▶ [Consignes de l'exercice]:
1. Répondez aux questions suivantes à partir de l'extrait.
(a) Pour quel animal l'Europe reconnaît-elle la consommation de glands et de châtaignes ?
(b) Combien d'hectares sont exploités sur les 100.000 théoriquement dévolus à l'agriculture ?
(c) Où en est la balance entre les installations et les cessations d'activités ?
2. Montrez toutes les lignes de la liste qui contiennent la chaîne « Coefficient ».

▶ [Extrait du texte]:

┌──

La discorde avec Bruxelles sur les parcours d'élevage est-elle enfin levée ?

Pas du tout ! Cette autre aberration que nous subissons de l'Europe a la peau dure. Elle ne reconnaît pas - sauf pour le porc - que nos animaux, ovins et caprins, consomment des glands et des châtaignes. Or, nous avons préservé nos races endémiques qui sont adaptées à ce régime alimentaire et à cette tradition séculaire. Nous ne demandons pas d'argent mais la reconnaissance à leur juste valeur de nos espaces agropastoraux pratiqués depuis la nuit des temps. Si nos éleveurs les déclarent comme parcours alimentaires, au pire ils sont considérés comme des fraudeurs, au mieux on ne leur verse pas les primes auxquelles ils ont droit au même titre que tous les autres bergers.

La sacralisation des espaces agricoles dans le Plan d'aménagement et de développement durable de la Corse (Padduc)* vous rassure ou, comme vous semblez le dire, la problématique foncière persiste ?

Le principe acté dans le Padduc est très louable mais ça reste un vœu pieux. Sur les 100.000 hectares théoriquement dévolus à l'agriculture, seuls 30.000 sont exploités. Les autres ne sont pas mobilisables. À la pression spéculative se greffe l'insuffisance de moyens pour la mise en valeur. Le développement agricole, il faut le considérer dans sa globalité. Il y a le foncier, certes, mais il y a aussi les obstacles liés au marché, au transport, à l'irrigation, à la structuration des abattoirs, au financement qui se heurte à la frilosité des banques et à l'absence de contre-garanties qui facilitent l'obtention des prêts comme elles existent sur le Continent. En Corse, seuls les gens qui ont une garantie personnelle peuvent envisager un prêt bancaire.

Où en est la balance entre les installations et les cessations d'activités ?

À l'équilibre, malgré tout, même légèrement en positif et c'est à contre-courant de ce qui se passe partout ailleurs. Je l'explique par deux choses. D'abord, les jeunes ne veulent pas prendre le bateau, s'exiler pour trouver du travail comme ont dû s'y résoudre leurs grands-parents ou arrières grands-parents. Ensuite, la Corse est la région où l'on recense le plus de familles qui vivent en-dessous du seuil de pauvreté et les jeunes restent au village pour, même à toute petite échelle, travailler la terre et élever des animaux. Contrairement à ce que préconise Emmanuel Macron pour trouver un emploi, dans la Corse de l'intérieur, lorsqu'on traverse la route, on passe du maquis... au maquis !

└──

▶ [Données de l'exercice]:

┌──

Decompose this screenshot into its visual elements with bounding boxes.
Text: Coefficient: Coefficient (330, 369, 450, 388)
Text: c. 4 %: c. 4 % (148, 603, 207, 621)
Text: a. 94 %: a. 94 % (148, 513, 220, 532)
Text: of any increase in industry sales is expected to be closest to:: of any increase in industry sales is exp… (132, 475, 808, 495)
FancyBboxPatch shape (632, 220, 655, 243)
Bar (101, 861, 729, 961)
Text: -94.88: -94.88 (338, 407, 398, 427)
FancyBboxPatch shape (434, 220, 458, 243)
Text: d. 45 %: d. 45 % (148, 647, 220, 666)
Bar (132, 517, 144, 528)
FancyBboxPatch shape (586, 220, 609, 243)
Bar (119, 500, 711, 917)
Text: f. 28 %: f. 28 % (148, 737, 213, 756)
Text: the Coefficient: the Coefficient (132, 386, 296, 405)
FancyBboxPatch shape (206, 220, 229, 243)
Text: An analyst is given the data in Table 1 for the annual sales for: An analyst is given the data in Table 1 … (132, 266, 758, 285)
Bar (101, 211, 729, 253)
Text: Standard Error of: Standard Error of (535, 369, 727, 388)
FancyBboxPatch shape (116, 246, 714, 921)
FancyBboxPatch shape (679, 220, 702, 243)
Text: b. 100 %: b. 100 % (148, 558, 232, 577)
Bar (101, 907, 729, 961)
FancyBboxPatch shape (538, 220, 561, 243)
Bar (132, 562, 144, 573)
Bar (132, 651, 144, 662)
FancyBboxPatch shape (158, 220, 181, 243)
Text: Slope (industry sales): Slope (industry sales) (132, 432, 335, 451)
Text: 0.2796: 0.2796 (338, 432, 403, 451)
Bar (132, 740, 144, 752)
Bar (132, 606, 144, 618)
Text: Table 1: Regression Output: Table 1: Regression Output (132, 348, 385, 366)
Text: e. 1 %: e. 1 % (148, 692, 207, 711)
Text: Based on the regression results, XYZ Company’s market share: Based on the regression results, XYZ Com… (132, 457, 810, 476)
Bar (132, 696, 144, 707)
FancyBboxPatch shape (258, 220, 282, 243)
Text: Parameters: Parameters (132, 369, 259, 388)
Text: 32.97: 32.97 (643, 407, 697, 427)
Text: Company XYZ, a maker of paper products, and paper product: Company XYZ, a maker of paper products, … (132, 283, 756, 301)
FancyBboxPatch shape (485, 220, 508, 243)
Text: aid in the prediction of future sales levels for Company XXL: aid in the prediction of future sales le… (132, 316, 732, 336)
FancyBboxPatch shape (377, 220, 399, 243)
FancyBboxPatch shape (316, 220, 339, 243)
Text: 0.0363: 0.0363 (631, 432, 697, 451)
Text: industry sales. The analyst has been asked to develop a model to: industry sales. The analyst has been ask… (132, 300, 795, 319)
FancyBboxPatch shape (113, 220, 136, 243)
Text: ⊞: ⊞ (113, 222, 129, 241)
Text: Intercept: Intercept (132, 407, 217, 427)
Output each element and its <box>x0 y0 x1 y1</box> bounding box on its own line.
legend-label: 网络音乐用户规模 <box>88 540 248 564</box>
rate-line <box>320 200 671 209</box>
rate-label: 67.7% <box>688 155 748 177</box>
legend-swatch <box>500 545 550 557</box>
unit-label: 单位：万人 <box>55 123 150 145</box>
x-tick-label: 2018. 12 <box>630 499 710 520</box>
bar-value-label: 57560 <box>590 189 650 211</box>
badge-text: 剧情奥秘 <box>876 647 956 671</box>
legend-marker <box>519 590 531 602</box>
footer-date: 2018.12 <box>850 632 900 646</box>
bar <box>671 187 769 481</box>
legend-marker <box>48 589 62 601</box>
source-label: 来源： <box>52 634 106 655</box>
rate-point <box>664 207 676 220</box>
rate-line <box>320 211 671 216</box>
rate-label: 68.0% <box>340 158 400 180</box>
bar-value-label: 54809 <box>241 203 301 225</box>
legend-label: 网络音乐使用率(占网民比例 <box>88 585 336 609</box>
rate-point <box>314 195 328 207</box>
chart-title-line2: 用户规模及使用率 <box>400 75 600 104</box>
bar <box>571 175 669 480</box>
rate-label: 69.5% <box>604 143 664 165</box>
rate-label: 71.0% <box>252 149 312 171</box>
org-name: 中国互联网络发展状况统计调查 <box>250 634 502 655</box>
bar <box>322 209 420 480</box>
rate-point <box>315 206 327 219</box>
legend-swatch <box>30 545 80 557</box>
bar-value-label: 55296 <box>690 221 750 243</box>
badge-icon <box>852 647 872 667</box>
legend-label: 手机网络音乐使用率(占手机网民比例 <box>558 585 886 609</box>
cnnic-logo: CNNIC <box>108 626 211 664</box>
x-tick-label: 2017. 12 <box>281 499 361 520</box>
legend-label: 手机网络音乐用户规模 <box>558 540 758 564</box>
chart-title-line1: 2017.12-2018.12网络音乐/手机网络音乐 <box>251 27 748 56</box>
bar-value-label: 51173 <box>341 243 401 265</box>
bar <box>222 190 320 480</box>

└──

▶ [Résultats finaux]:
1.
(a) Le porc.
(b) 30.000 hectares.
(c) À l'équilibre, même légèrement en positif.

2.
Text: Coefficient: Coefficient (330, 369, 450, 388)
Text: the Coefficient: the Coefficient (132, 386, 296, 405)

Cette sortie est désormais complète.